> [To be done]: Retype the records that come next, word for word.

> [Material]:
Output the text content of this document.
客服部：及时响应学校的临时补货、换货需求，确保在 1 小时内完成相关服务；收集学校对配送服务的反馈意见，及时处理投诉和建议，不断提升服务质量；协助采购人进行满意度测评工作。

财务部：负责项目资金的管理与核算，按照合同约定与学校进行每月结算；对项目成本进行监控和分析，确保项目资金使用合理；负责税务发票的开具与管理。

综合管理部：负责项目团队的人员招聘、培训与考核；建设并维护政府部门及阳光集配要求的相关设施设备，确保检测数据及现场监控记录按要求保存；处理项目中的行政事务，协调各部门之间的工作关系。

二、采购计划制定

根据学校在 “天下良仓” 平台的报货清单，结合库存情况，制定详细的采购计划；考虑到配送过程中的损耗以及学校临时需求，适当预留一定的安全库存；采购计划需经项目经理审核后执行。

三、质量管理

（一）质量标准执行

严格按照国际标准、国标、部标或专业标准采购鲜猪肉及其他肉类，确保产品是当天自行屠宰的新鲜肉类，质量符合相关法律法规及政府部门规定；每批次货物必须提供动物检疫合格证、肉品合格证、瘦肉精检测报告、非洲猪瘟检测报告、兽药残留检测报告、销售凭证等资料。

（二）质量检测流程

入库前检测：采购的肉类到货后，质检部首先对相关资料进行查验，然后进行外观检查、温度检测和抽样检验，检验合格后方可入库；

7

> [Completed task]:
Output the text content of this document.
客服部：及时响应学校的临时补货、换货需求，确保在 1 小时内完成相关服务；收集学校对配送服务的反馈意见，及时处理投诉和建议，不断提升服务质量；协助采购人进行满意度测评工作。

财务部：负责项目资金的管理与核算，按照合同约定与学校进行每月结算；对项目成本进行监控和分析，确保项目资金使用合理；负责税务发票的开具与管理。

综合管理部：负责项目团队的人员招聘、培训与考核；建设并维护政府部门及阳光集配要求的相关设施设备，确保检测数据及现场监控记录按要求保存；处理项目中的行政事务，协调各部门之间的工作关系。

二、采购计划制定

根据学校在 “天下良仓” 平台的报货清单，结合库存情况，制定详细的采购计划；考虑到配送过程中的损耗以及学校临时需求，适当预留一定的安全库存；采购计划需经项目经理审核后执行。

三、质量管理

（一）质量标准执行

严格按照国际标准、国标、部标或专业标准采购鲜猪肉及其他肉类，确保产品是当天自行屠宰的新鲜肉类，质量符合相关法律法规及政府部门规定；每批次货物必须提供动物检疫合格证、肉品合格证、瘦肉精检测报告、非洲猪瘟检测报告、兽药残留检测报告、销售凭证等资料。

（二）质量检测流程

入库前检测：采购的肉类到货后，质检部首先对相关资料进行查验，然后进行外观检查、温度检测和抽样检验，检验合格后方可入库；

7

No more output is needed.